私たちが、他者と協調しながら社会生活を送る上で、自己と他者の情動を適切に認識し調整する能力は重要な役割を果たします。この能力は「情動知能 (emotional intelligence)」や「情動コンピテンス (emotional compentence)」として概念化がされており、教育や産業などからも注目が集められています。

この分野の研究は、そもそもの始まりが、主に職業や教育現場における実践的応用への関心にあったこともあり、本来初めになされるべき、概念が指し示す内容や成長要因に関する心理学的なモデル化が不十分なまま、応用的な研究が進められてきたという背景があります。しかし、より効果的な教育方法を考えるためには、その背後にある心的メカニズムの理解が欠かせません。

この課題を解決するために、私の研究では、パーソナリティを経験により発達する動的な認知-感情的システムとして捉え、その心的メカニズムと個人差の解明を目指す「社会的認知理論」の視座を取り入れた研究を行っています。これにより、感情と知能の働きを統合する心の働きと、その個人差要因を解き明かすことを目指しています。

[主要業績]

  • 野崎 優樹 (2022). 情動知能と感情制御  有光 興記(監修)飯田 沙依亜・榊原 良太・手塚 洋介(編) 感情制御ハンドブック-基礎から応用そして実践へ- (pp. 95-103) 北大路書房.
  • Nozaki, Y. (2018). Cross-cultural comparison of the association between trait emotional intelligence and emotion regulation in European-American and Japanese populations. Personality and Individual Differences, 130(11), 150–155. [LINK]
  • 野崎 優樹 (2017). 情動コンピテンスの成長と対人機能 −社会的認知理論からのアプローチ− ナカニシヤ出版.

やること:
情動知能の研究紹介の「この分野の研究は、そもそもの」から「情動コンピテンスの成長と対人機能 −社会的認知理論からのアプローチ− ナカニシヤ出版.」までを、「心的メカニズム」を「心の仕組み」に変えて書き直してください。

提供データ:
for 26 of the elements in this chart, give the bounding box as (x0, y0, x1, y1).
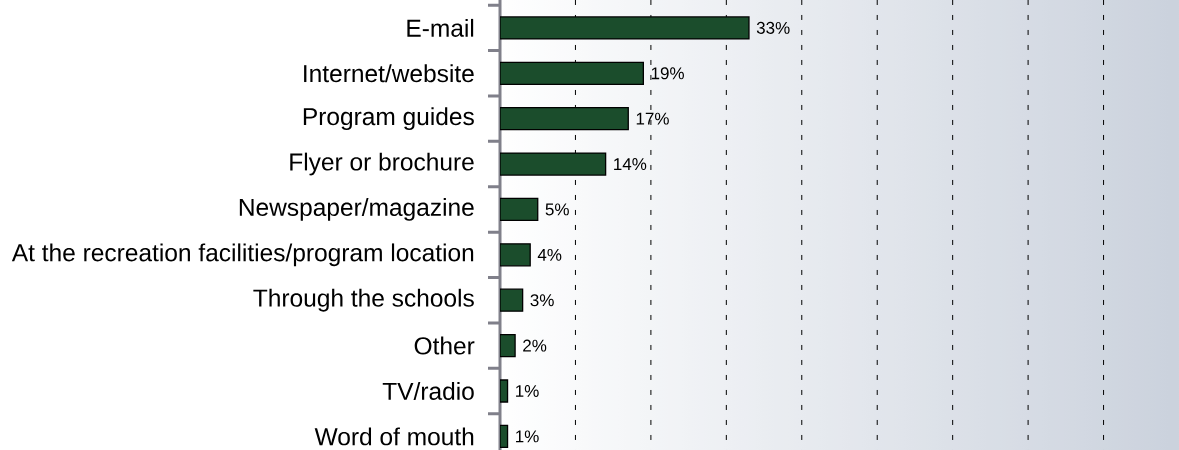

回答:
この分野の研究は、そもそもの始まりが、主に職業や教育現場における実践的応用への関心にあったこともあり、本来初めになされるべき、概念が指し示す内容や成長要因に関する心理学的なモデル化が不十分なまま、応用的な研究が進められてきたという背景があります。しかし、より効果的な教育方法を考えるためには、その背後にある心の仕組みの理解が欠かせません。

この課題を解決するために、私の研究では、パーソナリティを経験により発達する動的な認知-感情的システムとして捉え、その心の仕組みと個人差の解明を目指す「社会的認知理論」の視座を取り入れた研究を行っています。これにより、感情と知能の働きを統合する心の働きと、その個人差要因を解き明かすことを目指しています。

[主要業績]

  • 野崎 優樹 (2022). 情動知能と感情制御  有光 興記(監修)飯田 沙依亜・榊原 良太・手塚 洋介(編) 感情制御ハンドブック-基礎から応用そして実践へ- (pp. 95-103) 北大路書房.
  • Nozaki, Y. (2018). Cross-cultural comparison of the association between trait emotional intelligence and emotion regulation in European-American and Japanese populations. Personality and Individual Differences, 130(11), 150–155. [LINK]
  • 野崎 優樹 (2017). 情動コンピテンスの成長と対人機能 −社会的認知理論からのアプローチ− ナカニシヤ出版.